↓

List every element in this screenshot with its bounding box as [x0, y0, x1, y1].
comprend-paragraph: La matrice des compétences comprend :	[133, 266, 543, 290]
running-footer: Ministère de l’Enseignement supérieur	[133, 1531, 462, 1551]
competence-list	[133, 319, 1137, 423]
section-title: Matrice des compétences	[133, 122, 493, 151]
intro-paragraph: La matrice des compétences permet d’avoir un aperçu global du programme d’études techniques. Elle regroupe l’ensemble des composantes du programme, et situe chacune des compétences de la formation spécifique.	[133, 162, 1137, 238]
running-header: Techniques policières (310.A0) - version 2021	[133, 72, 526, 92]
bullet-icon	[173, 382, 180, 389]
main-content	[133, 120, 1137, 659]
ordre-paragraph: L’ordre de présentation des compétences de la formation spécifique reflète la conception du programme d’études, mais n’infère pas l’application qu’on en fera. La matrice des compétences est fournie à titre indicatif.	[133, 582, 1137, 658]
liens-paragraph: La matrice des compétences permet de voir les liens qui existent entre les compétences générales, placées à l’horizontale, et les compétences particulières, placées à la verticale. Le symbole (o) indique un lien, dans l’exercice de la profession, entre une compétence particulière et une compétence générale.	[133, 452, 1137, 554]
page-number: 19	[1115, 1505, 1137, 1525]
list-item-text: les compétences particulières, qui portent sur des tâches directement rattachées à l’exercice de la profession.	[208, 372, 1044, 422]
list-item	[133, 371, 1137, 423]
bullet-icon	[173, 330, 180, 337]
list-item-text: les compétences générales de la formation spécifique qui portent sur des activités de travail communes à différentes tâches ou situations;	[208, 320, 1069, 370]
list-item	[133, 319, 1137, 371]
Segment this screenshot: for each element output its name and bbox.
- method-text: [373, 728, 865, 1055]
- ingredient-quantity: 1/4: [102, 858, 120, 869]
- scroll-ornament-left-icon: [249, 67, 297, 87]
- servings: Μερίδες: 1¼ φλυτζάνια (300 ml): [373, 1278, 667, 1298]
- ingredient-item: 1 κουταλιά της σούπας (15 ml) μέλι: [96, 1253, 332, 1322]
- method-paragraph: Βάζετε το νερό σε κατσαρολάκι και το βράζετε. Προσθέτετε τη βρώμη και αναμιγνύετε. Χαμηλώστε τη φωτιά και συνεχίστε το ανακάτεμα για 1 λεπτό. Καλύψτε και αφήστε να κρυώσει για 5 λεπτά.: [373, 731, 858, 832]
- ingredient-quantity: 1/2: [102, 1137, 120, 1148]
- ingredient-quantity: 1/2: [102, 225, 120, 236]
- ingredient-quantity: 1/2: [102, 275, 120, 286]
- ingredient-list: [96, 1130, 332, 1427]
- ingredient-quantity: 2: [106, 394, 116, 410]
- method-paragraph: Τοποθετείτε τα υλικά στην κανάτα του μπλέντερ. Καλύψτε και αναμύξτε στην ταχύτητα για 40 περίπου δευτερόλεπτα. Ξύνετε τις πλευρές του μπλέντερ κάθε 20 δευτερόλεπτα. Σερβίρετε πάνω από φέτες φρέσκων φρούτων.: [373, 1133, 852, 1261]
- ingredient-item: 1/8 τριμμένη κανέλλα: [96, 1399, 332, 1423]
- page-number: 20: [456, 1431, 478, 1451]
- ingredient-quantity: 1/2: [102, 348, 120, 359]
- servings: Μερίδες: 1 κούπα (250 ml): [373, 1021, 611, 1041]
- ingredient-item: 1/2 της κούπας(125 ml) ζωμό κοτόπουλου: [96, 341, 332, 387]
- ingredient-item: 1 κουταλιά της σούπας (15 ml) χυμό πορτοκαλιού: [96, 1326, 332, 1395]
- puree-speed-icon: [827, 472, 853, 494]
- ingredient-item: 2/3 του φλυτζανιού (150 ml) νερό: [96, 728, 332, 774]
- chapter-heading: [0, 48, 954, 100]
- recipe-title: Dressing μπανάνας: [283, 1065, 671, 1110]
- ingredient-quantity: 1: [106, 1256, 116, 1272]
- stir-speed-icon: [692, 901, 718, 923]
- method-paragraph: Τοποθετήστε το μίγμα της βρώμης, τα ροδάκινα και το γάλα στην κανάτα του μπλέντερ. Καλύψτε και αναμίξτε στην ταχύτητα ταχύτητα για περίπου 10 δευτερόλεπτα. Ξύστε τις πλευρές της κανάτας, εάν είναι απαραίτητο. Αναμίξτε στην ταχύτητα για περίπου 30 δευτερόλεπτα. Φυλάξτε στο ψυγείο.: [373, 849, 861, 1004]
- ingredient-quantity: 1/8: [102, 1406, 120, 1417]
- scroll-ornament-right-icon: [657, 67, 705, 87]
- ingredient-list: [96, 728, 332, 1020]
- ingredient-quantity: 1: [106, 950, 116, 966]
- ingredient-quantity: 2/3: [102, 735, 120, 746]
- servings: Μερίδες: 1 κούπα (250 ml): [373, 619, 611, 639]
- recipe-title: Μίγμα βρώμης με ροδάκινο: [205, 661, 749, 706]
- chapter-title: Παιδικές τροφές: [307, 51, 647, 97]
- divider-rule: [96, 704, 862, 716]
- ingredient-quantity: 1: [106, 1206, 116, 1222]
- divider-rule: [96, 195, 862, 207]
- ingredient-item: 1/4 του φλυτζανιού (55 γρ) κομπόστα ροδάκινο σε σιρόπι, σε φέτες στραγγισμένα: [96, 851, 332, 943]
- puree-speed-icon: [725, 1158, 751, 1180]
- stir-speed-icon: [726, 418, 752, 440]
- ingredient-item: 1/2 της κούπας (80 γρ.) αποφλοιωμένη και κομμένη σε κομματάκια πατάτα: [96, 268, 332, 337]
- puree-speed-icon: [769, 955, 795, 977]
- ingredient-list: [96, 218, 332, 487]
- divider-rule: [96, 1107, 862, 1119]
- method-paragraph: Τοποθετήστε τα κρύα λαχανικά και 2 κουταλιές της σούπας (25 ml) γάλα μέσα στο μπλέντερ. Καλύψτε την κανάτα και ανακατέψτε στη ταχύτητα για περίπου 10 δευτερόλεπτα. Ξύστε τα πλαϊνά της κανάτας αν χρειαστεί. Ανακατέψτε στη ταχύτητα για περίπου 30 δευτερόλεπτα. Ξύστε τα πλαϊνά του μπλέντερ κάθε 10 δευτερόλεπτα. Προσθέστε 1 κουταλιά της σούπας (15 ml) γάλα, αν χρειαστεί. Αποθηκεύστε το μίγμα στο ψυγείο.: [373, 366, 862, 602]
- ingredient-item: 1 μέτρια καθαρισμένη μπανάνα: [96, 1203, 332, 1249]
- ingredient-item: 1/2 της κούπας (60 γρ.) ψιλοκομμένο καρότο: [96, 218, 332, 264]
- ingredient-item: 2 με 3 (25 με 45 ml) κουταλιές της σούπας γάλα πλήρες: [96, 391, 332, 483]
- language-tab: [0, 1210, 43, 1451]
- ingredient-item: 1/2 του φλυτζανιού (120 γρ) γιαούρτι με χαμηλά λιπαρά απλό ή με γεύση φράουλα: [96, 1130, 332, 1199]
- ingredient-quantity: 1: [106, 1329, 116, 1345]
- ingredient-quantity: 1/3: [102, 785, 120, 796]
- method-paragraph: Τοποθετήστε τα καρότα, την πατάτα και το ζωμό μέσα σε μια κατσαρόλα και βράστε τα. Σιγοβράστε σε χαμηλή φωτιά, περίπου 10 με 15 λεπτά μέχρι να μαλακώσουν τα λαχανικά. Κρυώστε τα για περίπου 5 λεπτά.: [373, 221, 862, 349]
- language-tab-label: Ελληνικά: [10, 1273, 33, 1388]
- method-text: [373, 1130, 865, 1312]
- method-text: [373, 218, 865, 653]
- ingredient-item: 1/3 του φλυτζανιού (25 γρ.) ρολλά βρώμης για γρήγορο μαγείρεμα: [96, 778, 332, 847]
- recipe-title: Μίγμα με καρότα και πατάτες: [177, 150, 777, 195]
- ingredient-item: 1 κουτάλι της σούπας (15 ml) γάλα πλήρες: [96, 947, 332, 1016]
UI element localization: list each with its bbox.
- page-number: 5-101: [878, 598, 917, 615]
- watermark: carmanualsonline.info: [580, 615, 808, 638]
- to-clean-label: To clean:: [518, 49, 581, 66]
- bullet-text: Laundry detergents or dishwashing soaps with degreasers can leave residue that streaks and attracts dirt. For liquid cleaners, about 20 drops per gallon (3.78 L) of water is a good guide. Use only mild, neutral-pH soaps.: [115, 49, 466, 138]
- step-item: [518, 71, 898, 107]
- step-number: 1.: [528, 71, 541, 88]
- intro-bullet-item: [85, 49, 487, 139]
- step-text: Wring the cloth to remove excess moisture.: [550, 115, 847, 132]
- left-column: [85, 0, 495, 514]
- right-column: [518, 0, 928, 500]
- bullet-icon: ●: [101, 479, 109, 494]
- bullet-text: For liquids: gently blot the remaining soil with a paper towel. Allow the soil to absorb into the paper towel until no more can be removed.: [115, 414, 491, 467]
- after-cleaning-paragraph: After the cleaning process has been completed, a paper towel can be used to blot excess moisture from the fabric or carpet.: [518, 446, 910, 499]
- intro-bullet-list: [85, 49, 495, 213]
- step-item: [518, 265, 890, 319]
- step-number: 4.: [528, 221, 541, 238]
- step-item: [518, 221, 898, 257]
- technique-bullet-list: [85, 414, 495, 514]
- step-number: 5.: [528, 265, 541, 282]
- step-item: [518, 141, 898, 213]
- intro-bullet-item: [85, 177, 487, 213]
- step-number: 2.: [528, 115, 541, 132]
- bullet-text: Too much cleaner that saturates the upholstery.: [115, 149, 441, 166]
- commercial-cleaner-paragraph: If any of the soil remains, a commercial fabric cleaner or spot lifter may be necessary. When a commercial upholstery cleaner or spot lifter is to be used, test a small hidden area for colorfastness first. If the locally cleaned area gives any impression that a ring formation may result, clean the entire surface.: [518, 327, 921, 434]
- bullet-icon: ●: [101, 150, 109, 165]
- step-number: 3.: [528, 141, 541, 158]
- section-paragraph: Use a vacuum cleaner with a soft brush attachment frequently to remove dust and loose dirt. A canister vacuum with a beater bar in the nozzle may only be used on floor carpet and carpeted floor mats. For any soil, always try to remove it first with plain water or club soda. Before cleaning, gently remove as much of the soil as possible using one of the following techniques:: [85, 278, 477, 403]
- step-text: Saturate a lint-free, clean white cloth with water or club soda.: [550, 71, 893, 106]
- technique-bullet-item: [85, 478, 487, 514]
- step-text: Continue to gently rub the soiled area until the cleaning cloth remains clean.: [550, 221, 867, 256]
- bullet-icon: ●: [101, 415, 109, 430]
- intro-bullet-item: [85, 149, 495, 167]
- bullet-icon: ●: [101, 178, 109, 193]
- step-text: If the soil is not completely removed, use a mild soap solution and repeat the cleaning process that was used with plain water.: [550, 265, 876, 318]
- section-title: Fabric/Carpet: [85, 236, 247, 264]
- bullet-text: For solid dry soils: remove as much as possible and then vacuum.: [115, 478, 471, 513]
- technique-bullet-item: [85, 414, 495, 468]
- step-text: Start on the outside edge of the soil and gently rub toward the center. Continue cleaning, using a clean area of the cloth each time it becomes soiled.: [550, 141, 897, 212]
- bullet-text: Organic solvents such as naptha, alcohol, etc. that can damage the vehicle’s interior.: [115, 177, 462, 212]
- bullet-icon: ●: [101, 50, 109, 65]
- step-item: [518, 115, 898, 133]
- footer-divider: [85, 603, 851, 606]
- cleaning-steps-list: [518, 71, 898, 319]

↑

OBJECTIVE - Copy out, unchanged, the part of the records that opens with their first line and closes with the line containing "liens-paragraph: La matrice".

THE ANSWER -
List every element in this screenshot with its bounding box as [x0, y0, x1, y1].
comprend-paragraph: La matrice des compétences comprend :	[133, 266, 543, 290]
running-footer: Ministère de l’Enseignement supérieur	[133, 1531, 462, 1551]
competence-list	[133, 319, 1137, 423]
section-title: Matrice des compétences	[133, 122, 493, 151]
intro-paragraph: La matrice des compétences permet d’avoir un aperçu global du programme d’études techniques. Elle regroupe l’ensemble des composantes du programme, et situe chacune des compétences de la formation spécifique.	[133, 162, 1137, 238]
running-header: Techniques policières (310.A0) - version 2021	[133, 72, 526, 92]
bullet-icon	[173, 382, 180, 389]
main-content	[133, 120, 1137, 659]
ordre-paragraph: L’ordre de présentation des compétences de la formation spécifique reflète la conception du programme d’études, mais n’infère pas l’application qu’on en fera. La matrice des compétences est fournie à titre indicatif.	[133, 582, 1137, 658]
liens-paragraph: La matrice des compétences permet de voir les liens qui existent entre les compétences générales, placées à l’horizontale, et les compétences particulières, placées à la verticale. Le symbole (o) indique un lien, dans l’exercice de la profession, entre une compétence particulière et une compétence générale.	[133, 452, 1137, 554]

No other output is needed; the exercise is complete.